Of all the lines in the data below, how many contain "Mechanical"? Report that number alone.
= = = = = = =
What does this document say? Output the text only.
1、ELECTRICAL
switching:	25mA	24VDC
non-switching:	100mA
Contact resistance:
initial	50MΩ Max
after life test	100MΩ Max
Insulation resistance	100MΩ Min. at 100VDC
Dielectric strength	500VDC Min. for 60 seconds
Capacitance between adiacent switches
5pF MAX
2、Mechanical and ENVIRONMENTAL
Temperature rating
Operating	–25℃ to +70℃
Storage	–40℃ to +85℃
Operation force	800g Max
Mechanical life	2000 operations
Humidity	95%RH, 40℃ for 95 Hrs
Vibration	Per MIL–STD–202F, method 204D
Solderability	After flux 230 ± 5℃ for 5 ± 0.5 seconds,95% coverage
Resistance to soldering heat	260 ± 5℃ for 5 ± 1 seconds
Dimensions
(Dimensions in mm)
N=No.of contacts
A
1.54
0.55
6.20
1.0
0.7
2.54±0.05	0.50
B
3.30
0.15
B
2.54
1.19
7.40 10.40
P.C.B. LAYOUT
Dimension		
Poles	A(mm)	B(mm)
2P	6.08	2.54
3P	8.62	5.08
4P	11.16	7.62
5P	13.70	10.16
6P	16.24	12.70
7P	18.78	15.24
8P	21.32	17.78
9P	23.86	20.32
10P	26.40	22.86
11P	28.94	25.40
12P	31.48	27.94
= = = = = = =
**Result for this exercise**
2